### STATED EXERCISE:
Of all the lines here, how many include the string "parties"? Answer with the number only.

:: DATA ENTRIES

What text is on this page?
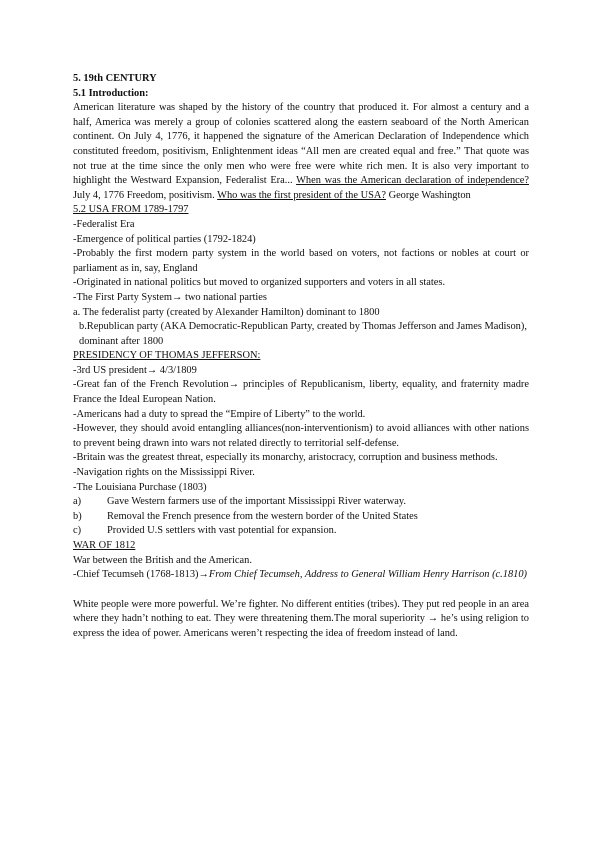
5. 19th CENTURY

5.1 Introduction:

American literature was shaped by the history of the country that produced it. For almost a century and a half, America was merely a group of colonies scattered along the eastern seaboard of the North American continent. On July 4, 1776, it happened the signature of the American Declaration of Independence which constituted freedom, positivism, Enlightenment ideas “All men are created equal and free.” That quote was not true at the time since the only men who were free were white rich men. It is also very important to highlight the Westward Expansion, Federalist Era... When was the American declaration of independence? July 4, 1776 Freedom, positivism. Who was the first president of the USA? George Washington

5.2 USA FROM 1789-1797

-Federalist Era

-Emergence of political parties (1792-1824)

-Probably the first modern party system in the world based on voters, not factions or nobles at court or parliament as in, say, England

-Originated in national politics but moved to organized supporters and voters in all states.

-The First Party System→ two national parties

a. The federalist party (created by Alexander Hamilton) dominant to 1800

b.Republican party (AKA Democratic-Republican Party, created by Thomas Jefferson and James Madison), dominant after 1800

PRESIDENCY OF THOMAS JEFFERSON:

-3rd US president→ 4/3/1809

-Great fan of the French Revolution→ principles of Republicanism, liberty, equality, and fraternity madre France the Ideal European Nation.

-Americans had a duty to spread the “Empire of Liberty” to the world.

-However, they should avoid entangling alliances(non-interventionism) to avoid alliances with other nations to prevent being drawn into wars not related directly to territorial self-defense.

-Britain was the greatest threat, especially its monarchy, aristocracy, corruption and business methods.

-Navigation rights on the Mississippi River.

-The Louisiana Purchase (1803)

a)	Gave Western farmers use of the important Mississippi River waterway.
b)	Removal the French presence from the western border of the United States
c)	Provided U.S settlers with vast potential for expansion.

WAR OF 1812

War between the British and the American.

-Chief Tecumseh (1768-1813)→From Chief Tecumseh, Address to General William Henry Harrison (c.1810)

White people were more powerful. We’re fighter. No different entities (tribes). They put red people in an area where they hadn’t nothing to eat. They were threatening them.The moral superiority → he’s using religion to express the idea of power. Americans weren’t respecting the idea of freedom instead of land.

::::

### EXERCISE ANSWER:
2